# What the task asks
Select the lines that contain "Temperature" and copy each of them.

>> Begin Dataset records

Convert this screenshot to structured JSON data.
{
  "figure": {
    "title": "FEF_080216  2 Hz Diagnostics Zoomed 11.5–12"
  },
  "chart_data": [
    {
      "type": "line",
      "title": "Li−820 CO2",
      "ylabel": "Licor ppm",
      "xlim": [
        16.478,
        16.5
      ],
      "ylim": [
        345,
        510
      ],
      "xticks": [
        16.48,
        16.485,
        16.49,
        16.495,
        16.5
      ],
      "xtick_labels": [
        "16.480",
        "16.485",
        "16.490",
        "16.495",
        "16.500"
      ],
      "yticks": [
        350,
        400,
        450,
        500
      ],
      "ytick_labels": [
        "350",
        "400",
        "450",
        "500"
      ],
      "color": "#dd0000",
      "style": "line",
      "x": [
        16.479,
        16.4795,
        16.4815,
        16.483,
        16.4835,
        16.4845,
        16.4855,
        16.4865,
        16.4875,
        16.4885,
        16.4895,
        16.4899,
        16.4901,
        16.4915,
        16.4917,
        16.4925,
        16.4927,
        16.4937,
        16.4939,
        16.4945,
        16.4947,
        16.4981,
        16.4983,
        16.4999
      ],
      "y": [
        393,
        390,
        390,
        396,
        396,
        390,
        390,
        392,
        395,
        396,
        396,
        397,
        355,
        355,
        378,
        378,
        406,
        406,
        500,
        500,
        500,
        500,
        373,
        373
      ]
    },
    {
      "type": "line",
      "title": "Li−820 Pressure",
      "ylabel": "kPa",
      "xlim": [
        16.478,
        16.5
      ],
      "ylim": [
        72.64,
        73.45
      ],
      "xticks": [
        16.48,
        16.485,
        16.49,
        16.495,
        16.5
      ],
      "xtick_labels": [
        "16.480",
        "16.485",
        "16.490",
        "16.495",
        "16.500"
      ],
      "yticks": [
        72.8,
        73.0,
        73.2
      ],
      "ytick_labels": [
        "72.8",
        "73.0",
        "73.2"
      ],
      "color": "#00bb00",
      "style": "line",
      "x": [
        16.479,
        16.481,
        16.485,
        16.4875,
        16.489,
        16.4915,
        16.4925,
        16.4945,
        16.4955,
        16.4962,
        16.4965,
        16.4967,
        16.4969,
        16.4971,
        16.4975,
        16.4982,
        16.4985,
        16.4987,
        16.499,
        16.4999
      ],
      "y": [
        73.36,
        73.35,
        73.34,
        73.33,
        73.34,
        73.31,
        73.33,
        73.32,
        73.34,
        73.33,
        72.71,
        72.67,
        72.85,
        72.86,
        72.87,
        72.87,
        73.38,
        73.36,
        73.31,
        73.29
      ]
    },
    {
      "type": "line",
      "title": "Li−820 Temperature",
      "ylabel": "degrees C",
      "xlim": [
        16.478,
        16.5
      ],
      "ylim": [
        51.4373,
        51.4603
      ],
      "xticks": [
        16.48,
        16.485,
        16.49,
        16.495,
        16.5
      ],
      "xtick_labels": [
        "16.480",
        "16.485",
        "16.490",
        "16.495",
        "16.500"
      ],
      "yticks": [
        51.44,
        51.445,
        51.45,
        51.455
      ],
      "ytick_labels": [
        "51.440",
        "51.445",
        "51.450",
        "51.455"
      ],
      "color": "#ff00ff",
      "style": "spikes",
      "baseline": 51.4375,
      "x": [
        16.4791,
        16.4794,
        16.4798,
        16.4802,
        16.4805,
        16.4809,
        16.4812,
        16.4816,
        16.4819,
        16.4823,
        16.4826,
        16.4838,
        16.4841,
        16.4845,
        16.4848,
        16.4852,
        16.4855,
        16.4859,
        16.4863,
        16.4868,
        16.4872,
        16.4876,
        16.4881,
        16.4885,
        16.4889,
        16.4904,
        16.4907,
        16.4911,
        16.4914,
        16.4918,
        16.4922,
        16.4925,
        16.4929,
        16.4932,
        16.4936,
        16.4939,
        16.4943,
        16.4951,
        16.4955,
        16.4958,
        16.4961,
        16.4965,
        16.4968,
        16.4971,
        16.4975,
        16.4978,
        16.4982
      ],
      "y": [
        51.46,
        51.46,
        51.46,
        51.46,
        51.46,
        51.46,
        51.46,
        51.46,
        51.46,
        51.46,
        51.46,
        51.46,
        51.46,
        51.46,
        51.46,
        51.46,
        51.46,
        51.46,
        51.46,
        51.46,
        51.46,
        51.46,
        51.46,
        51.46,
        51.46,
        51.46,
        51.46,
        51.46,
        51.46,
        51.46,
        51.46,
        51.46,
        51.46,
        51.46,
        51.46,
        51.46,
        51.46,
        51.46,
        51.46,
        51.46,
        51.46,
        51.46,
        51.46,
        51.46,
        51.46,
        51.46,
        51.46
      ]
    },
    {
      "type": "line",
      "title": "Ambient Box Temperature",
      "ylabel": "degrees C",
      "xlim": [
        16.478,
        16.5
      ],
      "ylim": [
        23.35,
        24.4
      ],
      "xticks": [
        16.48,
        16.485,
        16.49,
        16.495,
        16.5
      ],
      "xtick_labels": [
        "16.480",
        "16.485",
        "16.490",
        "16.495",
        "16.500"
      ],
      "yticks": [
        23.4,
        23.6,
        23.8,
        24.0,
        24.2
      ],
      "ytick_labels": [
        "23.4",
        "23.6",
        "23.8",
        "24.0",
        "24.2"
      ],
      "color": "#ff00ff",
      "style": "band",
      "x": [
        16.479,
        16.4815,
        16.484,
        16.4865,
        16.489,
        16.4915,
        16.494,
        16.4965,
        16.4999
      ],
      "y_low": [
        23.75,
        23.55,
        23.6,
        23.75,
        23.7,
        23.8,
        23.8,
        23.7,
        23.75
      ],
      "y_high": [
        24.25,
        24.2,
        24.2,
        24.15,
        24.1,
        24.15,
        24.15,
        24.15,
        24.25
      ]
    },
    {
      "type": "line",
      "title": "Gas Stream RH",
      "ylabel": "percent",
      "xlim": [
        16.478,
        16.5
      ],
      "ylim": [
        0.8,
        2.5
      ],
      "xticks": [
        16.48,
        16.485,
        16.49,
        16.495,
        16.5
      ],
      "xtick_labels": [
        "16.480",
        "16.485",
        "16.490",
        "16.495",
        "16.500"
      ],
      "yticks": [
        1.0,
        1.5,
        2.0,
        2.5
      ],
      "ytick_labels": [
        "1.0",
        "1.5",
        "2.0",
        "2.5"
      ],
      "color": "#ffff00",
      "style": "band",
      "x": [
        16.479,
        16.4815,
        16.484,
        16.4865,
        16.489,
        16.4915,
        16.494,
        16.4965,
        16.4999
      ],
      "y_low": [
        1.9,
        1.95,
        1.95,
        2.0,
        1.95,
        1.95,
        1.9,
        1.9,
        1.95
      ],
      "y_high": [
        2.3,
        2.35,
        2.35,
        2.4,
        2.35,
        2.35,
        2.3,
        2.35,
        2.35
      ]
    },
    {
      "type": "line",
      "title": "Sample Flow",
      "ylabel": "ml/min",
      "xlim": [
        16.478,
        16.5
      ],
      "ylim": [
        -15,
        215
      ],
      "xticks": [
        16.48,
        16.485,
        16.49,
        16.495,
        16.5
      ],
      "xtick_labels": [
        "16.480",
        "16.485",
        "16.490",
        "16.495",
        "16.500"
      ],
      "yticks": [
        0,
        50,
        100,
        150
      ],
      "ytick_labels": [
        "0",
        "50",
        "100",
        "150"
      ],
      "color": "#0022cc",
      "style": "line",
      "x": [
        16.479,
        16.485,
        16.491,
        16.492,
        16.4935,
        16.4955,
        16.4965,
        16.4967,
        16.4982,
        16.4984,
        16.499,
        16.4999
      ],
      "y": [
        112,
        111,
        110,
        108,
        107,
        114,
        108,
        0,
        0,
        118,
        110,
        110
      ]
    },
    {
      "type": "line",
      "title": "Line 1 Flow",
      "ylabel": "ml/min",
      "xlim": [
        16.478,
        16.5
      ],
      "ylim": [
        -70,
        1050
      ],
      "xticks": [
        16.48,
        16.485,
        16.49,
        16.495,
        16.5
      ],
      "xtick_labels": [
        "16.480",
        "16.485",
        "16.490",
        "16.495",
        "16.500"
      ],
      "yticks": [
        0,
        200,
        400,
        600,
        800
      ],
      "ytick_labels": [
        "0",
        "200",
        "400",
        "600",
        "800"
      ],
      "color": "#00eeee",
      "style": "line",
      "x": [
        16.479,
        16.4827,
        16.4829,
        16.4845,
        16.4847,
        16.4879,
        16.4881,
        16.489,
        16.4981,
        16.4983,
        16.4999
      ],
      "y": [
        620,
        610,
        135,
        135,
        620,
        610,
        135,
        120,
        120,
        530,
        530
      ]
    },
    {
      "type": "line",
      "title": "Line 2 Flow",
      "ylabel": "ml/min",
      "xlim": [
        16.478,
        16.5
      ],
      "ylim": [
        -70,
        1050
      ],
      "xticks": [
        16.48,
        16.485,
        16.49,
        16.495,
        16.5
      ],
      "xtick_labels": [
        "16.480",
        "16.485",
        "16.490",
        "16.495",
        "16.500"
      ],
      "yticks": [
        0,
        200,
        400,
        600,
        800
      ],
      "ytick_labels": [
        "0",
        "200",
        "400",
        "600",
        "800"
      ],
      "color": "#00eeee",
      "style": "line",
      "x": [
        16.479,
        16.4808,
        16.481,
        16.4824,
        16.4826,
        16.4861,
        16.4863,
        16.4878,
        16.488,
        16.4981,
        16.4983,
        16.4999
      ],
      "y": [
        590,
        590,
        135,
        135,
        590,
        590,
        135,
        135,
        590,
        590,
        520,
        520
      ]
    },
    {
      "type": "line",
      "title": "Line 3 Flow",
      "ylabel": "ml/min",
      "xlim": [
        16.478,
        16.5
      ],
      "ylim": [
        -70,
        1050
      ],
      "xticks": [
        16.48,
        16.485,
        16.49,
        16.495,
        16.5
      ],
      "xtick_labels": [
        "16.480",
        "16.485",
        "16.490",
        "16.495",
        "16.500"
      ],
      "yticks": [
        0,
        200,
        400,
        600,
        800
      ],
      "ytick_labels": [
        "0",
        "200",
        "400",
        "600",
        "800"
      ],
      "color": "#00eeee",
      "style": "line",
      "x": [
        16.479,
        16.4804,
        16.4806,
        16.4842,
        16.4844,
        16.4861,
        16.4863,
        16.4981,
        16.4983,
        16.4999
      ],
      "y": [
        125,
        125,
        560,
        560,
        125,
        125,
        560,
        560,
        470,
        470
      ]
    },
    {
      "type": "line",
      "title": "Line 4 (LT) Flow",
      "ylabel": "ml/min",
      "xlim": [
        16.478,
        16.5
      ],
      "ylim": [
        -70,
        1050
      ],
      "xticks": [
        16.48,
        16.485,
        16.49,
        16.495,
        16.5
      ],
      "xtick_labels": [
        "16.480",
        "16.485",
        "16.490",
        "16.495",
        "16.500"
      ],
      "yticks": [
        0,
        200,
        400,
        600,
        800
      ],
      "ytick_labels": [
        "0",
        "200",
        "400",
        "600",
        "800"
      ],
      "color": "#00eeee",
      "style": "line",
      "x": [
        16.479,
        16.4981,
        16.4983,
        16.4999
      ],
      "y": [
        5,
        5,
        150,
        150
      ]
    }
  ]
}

>> End Dataset records

# The completed task
      "title": "Li−820 Temperature",
      "title": "Ambient Box Temperature",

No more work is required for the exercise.